**TASK DETAILS:**
Print the records exactly and in full, please; the pictures stay out.

----

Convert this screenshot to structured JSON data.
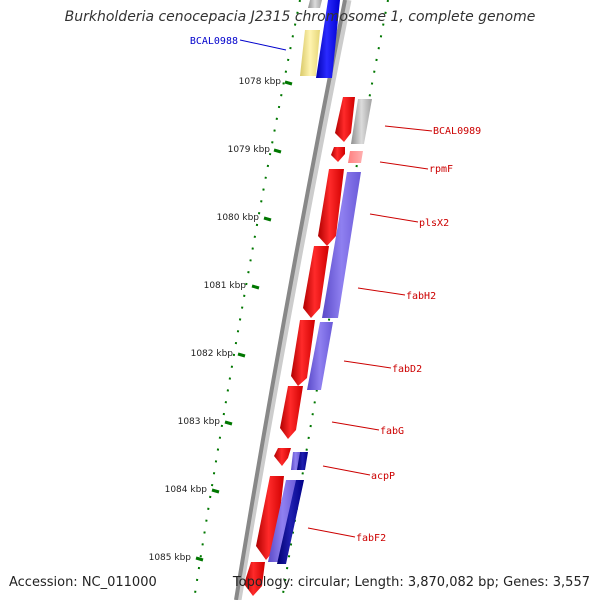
{
  "title": "Burkholderia cenocepacia J2315 chromosome 1, complete genome",
  "accession": "Accession: NC_011000",
  "summary": "Topology: circular; Length: 3,870,082 bp; Genes: 3,557",
  "ticks": [
    "1078 kbp",
    "1079 kbp",
    "1080 kbp",
    "1081 kbp",
    "1082 kbp",
    "1083 kbp",
    "1084 kbp",
    "1085 kbp"
  ],
  "genes": [
    {
      "name": "BCAL0988",
      "color": "#0000cc",
      "strand": "forward"
    },
    {
      "name": "BCAL0989",
      "color": "#cc0000",
      "strand": "reverse"
    },
    {
      "name": "rpmF",
      "color": "#cc0000",
      "strand": "reverse"
    },
    {
      "name": "plsX2",
      "color": "#cc0000",
      "strand": "reverse"
    },
    {
      "name": "fabH2",
      "color": "#cc0000",
      "strand": "reverse"
    },
    {
      "name": "fabD2",
      "color": "#cc0000",
      "strand": "reverse"
    },
    {
      "name": "fabG",
      "color": "#cc0000",
      "strand": "reverse"
    },
    {
      "name": "acpP",
      "color": "#cc0000",
      "strand": "reverse"
    },
    {
      "name": "fabF2",
      "color": "#cc0000",
      "strand": "reverse"
    }
  ],
  "colors": {
    "forward_gene": "#0000ff",
    "reverse_gene": "#ff0000",
    "cog_purple": "#7a6ae0",
    "cog_navy": "#000088",
    "cog_gray": "#b0b0b0",
    "cog_yellow": "#f0e08a",
    "backbone": "#888888",
    "ticks": "#007700"
  }
}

----

**REPLY TO THE TASK:**
Convert this screenshot to structured JSON data.
{
  "title": "Burkholderia cenocepacia J2315 chromosome 1, complete genome",
  "accession": "Accession: NC_011000",
  "summary": "Topology: circular; Length: 3,870,082 bp; Genes: 3,557",
  "ticks": [
    "1078 kbp",
    "1079 kbp",
    "1080 kbp",
    "1081 kbp",
    "1082 kbp",
    "1083 kbp",
    "1084 kbp",
    "1085 kbp"
  ],
  "genes": [
    {
      "name": "BCAL0988",
      "color": "#0000cc",
      "strand": "forward"
    },
    {
      "name": "BCAL0989",
      "color": "#cc0000",
      "strand": "reverse"
    },
    {
      "name": "rpmF",
      "color": "#cc0000",
      "strand": "reverse"
    },
    {
      "name": "plsX2",
      "color": "#cc0000",
      "strand": "reverse"
    },
    {
      "name": "fabH2",
      "color": "#cc0000",
      "strand": "reverse"
    },
    {
      "name": "fabD2",
      "color": "#cc0000",
      "strand": "reverse"
    },
    {
      "name": "fabG",
      "color": "#cc0000",
      "strand": "reverse"
    },
    {
      "name": "acpP",
      "color": "#cc0000",
      "strand": "reverse"
    },
    {
      "name": "fabF2",
      "color": "#cc0000",
      "strand": "reverse"
    }
  ],
  "colors": {
    "forward_gene": "#0000ff",
    "reverse_gene": "#ff0000",
    "cog_purple": "#7a6ae0",
    "cog_navy": "#000088",
    "cog_gray": "#b0b0b0",
    "cog_yellow": "#f0e08a",
    "backbone": "#888888",
    "ticks": "#007700"
  }
}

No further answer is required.